■ **Task input**:

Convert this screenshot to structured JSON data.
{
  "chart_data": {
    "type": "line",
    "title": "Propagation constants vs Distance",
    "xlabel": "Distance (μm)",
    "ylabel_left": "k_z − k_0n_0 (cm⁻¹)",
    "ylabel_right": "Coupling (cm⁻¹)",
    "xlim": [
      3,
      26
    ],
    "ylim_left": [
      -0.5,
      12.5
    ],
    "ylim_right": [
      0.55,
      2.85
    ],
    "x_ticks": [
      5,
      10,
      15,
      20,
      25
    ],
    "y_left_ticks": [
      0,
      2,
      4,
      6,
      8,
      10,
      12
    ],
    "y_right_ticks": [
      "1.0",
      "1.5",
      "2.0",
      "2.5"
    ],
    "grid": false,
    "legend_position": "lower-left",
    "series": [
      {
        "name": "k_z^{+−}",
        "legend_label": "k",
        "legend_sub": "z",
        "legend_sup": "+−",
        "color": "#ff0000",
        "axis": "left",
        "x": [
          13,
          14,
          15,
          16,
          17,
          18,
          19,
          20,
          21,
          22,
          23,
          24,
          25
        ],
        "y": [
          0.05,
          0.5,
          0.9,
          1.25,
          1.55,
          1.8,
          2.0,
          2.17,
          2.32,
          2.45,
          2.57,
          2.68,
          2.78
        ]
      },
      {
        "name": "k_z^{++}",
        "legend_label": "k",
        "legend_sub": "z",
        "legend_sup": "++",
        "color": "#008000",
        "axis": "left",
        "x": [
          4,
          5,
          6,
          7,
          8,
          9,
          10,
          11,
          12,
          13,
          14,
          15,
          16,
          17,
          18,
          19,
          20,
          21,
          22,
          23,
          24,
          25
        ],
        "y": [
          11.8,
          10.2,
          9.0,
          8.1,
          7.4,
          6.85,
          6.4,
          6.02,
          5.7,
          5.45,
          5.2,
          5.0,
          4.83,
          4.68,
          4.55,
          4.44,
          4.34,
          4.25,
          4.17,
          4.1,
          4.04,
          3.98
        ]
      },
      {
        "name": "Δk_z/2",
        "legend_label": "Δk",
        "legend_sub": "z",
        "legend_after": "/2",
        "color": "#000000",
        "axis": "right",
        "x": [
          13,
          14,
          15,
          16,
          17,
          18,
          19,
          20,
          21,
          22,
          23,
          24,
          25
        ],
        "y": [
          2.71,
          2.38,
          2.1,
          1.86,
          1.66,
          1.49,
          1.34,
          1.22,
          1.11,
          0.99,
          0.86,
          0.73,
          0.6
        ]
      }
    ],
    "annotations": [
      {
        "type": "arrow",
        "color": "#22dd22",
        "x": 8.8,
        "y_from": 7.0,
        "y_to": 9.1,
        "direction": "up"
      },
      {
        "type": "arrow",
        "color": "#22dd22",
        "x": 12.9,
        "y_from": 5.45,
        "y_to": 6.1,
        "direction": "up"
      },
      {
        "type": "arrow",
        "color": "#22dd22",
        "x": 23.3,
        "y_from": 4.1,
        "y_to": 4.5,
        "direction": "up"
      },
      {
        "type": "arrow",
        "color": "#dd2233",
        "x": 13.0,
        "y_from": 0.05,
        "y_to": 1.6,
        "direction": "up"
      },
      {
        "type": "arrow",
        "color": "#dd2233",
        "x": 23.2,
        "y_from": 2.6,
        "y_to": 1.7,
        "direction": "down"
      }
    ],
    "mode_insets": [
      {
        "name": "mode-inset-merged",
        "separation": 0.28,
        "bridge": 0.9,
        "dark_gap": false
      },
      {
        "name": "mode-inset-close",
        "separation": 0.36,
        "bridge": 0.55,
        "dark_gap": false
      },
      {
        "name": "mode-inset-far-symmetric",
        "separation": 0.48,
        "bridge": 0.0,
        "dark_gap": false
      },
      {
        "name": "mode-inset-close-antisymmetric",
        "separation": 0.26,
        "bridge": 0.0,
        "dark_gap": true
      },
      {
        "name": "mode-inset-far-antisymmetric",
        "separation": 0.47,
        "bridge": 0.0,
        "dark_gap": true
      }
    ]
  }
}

■ **Short problem**:
Locate all lines that include the word "close" and copy them out.

■ **Result for this task**:
        "name": "mode-inset-close",
        "name": "mode-inset-close-antisymmetric",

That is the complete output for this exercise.